### SET PROBLEM
Retype the records that come next, word for word.

:::::

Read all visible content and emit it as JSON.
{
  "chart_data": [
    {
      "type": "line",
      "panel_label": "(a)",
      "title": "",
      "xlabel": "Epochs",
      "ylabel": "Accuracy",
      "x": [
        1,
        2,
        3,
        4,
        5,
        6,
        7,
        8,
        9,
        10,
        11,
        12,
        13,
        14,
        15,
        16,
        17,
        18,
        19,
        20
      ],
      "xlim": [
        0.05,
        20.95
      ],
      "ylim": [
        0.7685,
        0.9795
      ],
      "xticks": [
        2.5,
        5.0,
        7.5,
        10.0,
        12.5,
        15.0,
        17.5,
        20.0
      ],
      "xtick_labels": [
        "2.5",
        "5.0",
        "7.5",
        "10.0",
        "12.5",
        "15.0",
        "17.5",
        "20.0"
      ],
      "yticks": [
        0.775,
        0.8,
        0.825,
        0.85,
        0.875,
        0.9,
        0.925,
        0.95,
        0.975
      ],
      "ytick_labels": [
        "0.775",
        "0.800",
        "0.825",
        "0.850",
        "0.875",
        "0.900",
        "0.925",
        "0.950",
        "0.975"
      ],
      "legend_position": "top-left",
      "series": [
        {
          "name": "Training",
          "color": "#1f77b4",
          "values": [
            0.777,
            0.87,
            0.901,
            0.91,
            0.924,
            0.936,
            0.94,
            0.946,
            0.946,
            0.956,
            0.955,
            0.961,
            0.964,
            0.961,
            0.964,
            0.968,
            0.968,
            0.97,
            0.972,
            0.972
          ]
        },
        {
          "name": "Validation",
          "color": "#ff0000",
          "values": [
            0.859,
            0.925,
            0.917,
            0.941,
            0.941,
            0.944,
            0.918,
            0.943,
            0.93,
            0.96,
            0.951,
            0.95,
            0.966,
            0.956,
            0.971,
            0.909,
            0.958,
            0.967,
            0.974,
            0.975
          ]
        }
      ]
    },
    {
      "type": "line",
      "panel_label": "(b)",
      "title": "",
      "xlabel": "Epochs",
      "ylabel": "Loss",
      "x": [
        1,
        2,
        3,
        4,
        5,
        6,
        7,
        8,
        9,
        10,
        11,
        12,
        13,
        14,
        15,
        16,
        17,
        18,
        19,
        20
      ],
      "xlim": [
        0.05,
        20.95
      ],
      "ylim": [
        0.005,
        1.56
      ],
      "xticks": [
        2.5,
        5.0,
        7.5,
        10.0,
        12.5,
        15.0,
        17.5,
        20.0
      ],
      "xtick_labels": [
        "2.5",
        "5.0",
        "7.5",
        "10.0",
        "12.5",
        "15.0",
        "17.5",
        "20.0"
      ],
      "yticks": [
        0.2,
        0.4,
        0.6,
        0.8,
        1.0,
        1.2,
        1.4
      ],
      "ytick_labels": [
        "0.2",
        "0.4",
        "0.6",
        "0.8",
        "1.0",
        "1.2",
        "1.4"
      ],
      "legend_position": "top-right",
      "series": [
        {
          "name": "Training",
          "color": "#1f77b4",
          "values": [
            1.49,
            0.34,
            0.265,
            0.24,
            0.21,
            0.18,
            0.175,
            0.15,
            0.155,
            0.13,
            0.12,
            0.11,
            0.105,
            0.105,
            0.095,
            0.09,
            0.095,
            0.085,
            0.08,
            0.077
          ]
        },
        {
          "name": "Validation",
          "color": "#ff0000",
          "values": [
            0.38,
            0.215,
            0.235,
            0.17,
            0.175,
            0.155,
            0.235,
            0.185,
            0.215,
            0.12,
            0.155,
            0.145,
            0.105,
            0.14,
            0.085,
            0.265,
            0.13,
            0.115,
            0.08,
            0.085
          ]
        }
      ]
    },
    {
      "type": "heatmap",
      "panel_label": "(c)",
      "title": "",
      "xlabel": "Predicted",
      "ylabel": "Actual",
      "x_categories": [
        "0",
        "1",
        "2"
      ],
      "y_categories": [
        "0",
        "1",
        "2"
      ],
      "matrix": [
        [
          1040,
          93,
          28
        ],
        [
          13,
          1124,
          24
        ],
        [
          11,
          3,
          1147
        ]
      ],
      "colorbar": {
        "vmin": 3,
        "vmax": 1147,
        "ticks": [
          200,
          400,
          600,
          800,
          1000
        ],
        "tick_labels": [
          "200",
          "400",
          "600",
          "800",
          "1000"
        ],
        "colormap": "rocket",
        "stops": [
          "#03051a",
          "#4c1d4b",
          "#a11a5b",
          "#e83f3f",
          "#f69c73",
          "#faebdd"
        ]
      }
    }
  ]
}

:::::

### TASK RESPONSE
Read all visible content and emit it as JSON.
{
  "chart_data": [
    {
      "type": "line",
      "panel_label": "(a)",
      "title": "",
      "xlabel": "Epochs",
      "ylabel": "Accuracy",
      "x": [
        1,
        2,
        3,
        4,
        5,
        6,
        7,
        8,
        9,
        10,
        11,
        12,
        13,
        14,
        15,
        16,
        17,
        18,
        19,
        20
      ],
      "xlim": [
        0.05,
        20.95
      ],
      "ylim": [
        0.7685,
        0.9795
      ],
      "xticks": [
        2.5,
        5.0,
        7.5,
        10.0,
        12.5,
        15.0,
        17.5,
        20.0
      ],
      "xtick_labels": [
        "2.5",
        "5.0",
        "7.5",
        "10.0",
        "12.5",
        "15.0",
        "17.5",
        "20.0"
      ],
      "yticks": [
        0.775,
        0.8,
        0.825,
        0.85,
        0.875,
        0.9,
        0.925,
        0.95,
        0.975
      ],
      "ytick_labels": [
        "0.775",
        "0.800",
        "0.825",
        "0.850",
        "0.875",
        "0.900",
        "0.925",
        "0.950",
        "0.975"
      ],
      "legend_position": "top-left",
      "series": [
        {
          "name": "Training",
          "color": "#1f77b4",
          "values": [
            0.777,
            0.87,
            0.901,
            0.91,
            0.924,
            0.936,
            0.94,
            0.946,
            0.946,
            0.956,
            0.955,
            0.961,
            0.964,
            0.961,
            0.964,
            0.968,
            0.968,
            0.97,
            0.972,
            0.972
          ]
        },
        {
          "name": "Validation",
          "color": "#ff0000",
          "values": [
            0.859,
            0.925,
            0.917,
            0.941,
            0.941,
            0.944,
            0.918,
            0.943,
            0.93,
            0.96,
            0.951,
            0.95,
            0.966,
            0.956,
            0.971,
            0.909,
            0.958,
            0.967,
            0.974,
            0.975
          ]
        }
      ]
    },
    {
      "type": "line",
      "panel_label": "(b)",
      "title": "",
      "xlabel": "Epochs",
      "ylabel": "Loss",
      "x": [
        1,
        2,
        3,
        4,
        5,
        6,
        7,
        8,
        9,
        10,
        11,
        12,
        13,
        14,
        15,
        16,
        17,
        18,
        19,
        20
      ],
      "xlim": [
        0.05,
        20.95
      ],
      "ylim": [
        0.005,
        1.56
      ],
      "xticks": [
        2.5,
        5.0,
        7.5,
        10.0,
        12.5,
        15.0,
        17.5,
        20.0
      ],
      "xtick_labels": [
        "2.5",
        "5.0",
        "7.5",
        "10.0",
        "12.5",
        "15.0",
        "17.5",
        "20.0"
      ],
      "yticks": [
        0.2,
        0.4,
        0.6,
        0.8,
        1.0,
        1.2,
        1.4
      ],
      "ytick_labels": [
        "0.2",
        "0.4",
        "0.6",
        "0.8",
        "1.0",
        "1.2",
        "1.4"
      ],
      "legend_position": "top-right",
      "series": [
        {
          "name": "Training",
          "color": "#1f77b4",
          "values": [
            1.49,
            0.34,
            0.265,
            0.24,
            0.21,
            0.18,
            0.175,
            0.15,
            0.155,
            0.13,
            0.12,
            0.11,
            0.105,
            0.105,
            0.095,
            0.09,
            0.095,
            0.085,
            0.08,
            0.077
          ]
        },
        {
          "name": "Validation",
          "color": "#ff0000",
          "values": [
            0.38,
            0.215,
            0.235,
            0.17,
            0.175,
            0.155,
            0.235,
            0.185,
            0.215,
            0.12,
            0.155,
            0.145,
            0.105,
            0.14,
            0.085,
            0.265,
            0.13,
            0.115,
            0.08,
            0.085
          ]
        }
      ]
    },
    {
      "type": "heatmap",
      "panel_label": "(c)",
      "title": "",
      "xlabel": "Predicted",
      "ylabel": "Actual",
      "x_categories": [
        "0",
        "1",
        "2"
      ],
      "y_categories": [
        "0",
        "1",
        "2"
      ],
      "matrix": [
        [
          1040,
          93,
          28
        ],
        [
          13,
          1124,
          24
        ],
        [
          11,
          3,
          1147
        ]
      ],
      "colorbar": {
        "vmin": 3,
        "vmax": 1147,
        "ticks": [
          200,
          400,
          600,
          800,
          1000
        ],
        "tick_labels": [
          "200",
          "400",
          "600",
          "800",
          "1000"
        ],
        "colormap": "rocket",
        "stops": [
          "#03051a",
          "#4c1d4b",
          "#a11a5b",
          "#e83f3f",
          "#f69c73",
          "#faebdd"
        ]
      }
    }
  ]
}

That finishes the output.